• **TASK DETAILS**:
From the entries below, copy every line that holds the word "name".

• **INFORMATION SHOWN**:
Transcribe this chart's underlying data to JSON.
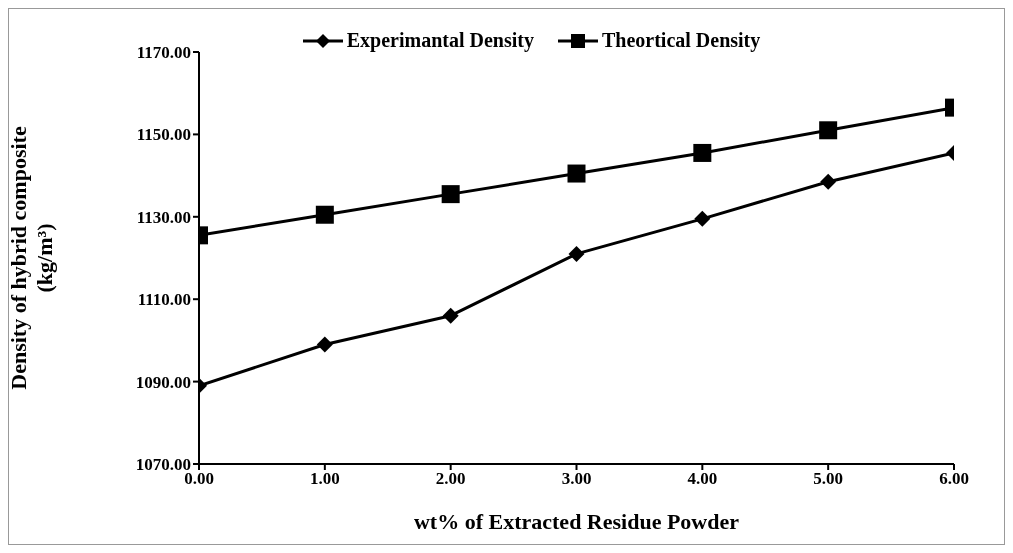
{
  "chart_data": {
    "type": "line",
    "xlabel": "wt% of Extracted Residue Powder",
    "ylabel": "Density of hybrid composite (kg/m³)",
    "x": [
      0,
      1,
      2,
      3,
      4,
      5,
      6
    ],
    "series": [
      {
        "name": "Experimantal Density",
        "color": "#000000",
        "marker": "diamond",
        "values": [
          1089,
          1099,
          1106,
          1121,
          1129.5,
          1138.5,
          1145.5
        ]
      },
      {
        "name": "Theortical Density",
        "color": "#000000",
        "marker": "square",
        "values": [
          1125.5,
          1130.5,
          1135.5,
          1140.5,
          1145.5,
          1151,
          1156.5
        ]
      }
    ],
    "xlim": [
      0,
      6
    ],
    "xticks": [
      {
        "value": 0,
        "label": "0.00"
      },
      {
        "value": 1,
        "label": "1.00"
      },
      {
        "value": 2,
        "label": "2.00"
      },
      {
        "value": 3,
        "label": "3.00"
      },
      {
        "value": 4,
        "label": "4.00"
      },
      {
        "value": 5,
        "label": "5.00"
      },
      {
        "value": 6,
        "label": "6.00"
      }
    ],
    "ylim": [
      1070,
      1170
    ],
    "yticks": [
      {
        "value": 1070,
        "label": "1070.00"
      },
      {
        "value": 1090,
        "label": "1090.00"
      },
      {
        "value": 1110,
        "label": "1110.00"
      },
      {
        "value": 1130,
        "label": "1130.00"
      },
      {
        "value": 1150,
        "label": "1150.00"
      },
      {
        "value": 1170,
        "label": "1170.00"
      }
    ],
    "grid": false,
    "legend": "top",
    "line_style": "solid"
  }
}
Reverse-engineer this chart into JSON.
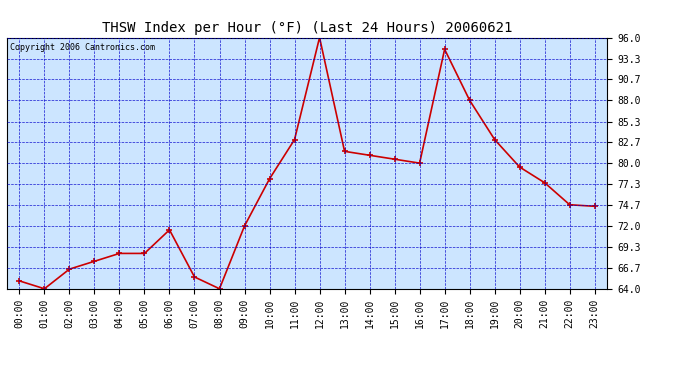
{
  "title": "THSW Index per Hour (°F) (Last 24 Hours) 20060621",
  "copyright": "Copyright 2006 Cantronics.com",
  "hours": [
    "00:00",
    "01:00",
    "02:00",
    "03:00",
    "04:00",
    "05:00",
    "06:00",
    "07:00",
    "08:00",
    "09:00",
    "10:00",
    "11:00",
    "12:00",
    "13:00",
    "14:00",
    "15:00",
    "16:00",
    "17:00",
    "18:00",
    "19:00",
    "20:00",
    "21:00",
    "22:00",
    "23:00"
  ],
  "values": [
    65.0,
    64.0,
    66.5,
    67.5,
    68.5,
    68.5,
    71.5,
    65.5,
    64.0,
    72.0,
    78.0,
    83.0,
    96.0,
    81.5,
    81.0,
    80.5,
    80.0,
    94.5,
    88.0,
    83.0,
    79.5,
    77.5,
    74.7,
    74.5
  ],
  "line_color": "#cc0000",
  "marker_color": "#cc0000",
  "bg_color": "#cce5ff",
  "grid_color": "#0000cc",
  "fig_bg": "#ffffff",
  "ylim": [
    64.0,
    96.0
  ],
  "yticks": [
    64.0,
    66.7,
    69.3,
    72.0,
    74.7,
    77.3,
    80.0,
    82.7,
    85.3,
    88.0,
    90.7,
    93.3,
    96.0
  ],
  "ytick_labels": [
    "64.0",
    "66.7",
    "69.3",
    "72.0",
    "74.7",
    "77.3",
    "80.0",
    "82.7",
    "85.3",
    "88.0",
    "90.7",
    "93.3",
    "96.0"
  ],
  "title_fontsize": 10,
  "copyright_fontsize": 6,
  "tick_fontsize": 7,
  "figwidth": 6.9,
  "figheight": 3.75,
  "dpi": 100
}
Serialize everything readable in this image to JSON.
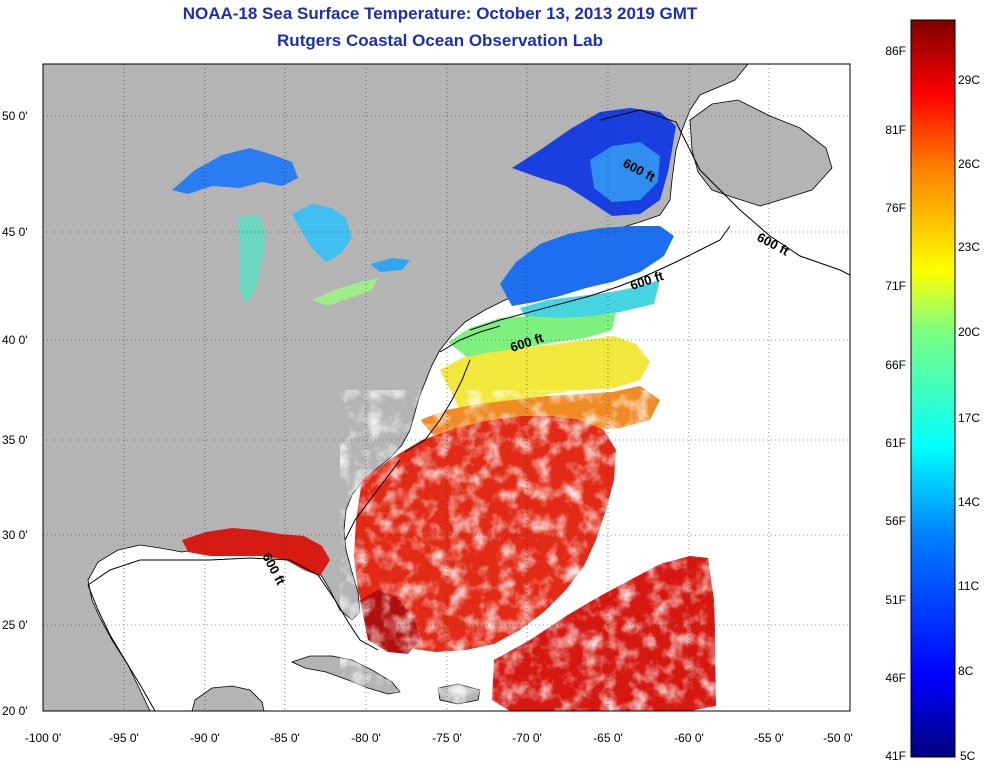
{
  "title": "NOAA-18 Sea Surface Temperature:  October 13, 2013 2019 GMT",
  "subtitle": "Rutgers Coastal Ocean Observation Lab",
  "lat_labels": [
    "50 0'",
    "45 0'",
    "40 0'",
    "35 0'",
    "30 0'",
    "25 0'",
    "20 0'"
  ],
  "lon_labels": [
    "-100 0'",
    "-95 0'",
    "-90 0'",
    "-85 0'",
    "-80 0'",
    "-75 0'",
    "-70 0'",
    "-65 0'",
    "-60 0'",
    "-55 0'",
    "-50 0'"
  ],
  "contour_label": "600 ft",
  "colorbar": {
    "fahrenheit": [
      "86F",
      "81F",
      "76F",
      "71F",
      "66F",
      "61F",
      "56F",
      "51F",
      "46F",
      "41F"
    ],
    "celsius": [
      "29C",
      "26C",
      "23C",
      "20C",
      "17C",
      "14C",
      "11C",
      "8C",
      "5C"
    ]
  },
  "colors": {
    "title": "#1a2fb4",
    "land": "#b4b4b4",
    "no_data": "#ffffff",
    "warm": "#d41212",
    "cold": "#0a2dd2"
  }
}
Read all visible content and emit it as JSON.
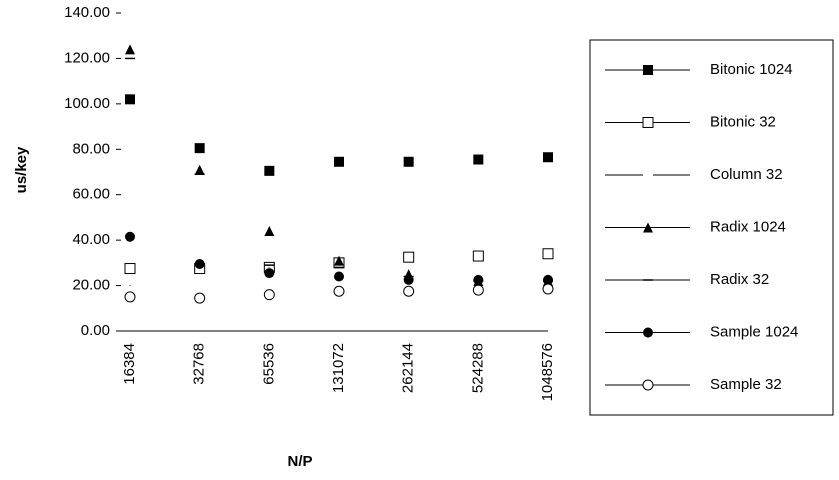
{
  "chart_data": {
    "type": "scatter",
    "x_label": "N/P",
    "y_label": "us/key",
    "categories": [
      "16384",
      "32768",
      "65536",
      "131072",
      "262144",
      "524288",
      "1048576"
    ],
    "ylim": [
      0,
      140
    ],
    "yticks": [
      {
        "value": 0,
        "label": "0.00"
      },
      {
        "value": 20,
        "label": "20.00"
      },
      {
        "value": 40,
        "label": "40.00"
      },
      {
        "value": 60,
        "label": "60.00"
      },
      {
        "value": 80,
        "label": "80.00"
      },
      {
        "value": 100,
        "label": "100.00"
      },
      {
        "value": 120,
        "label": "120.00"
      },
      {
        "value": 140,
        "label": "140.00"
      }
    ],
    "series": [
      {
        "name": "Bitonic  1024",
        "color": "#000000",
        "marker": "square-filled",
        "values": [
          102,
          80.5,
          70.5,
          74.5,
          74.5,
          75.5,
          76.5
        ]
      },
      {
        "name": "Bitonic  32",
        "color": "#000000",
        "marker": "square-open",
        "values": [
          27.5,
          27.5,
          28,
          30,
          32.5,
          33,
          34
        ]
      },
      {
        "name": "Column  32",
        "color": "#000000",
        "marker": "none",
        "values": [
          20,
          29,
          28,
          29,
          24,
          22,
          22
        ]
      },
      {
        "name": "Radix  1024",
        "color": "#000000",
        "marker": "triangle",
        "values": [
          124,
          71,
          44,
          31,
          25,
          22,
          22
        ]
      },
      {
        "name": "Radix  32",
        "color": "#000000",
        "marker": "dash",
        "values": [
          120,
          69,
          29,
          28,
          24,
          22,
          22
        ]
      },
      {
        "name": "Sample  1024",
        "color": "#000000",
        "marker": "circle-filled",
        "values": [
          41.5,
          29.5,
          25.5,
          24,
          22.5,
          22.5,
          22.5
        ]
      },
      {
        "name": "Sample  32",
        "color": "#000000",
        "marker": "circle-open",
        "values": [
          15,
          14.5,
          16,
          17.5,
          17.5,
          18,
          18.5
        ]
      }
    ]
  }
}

• **WRITTEN SOLUTION**:
        "name": "Experimantal Density",
        "name": "Theortical Density",
        "name": "Bitonic  1024",
        "name": "Bitonic  32",
        "name": "Column  32",
        "name": "Radix  1024",
        "name": "Radix  32",
        "name": "Sample  1024",
        "name": "Sample  32",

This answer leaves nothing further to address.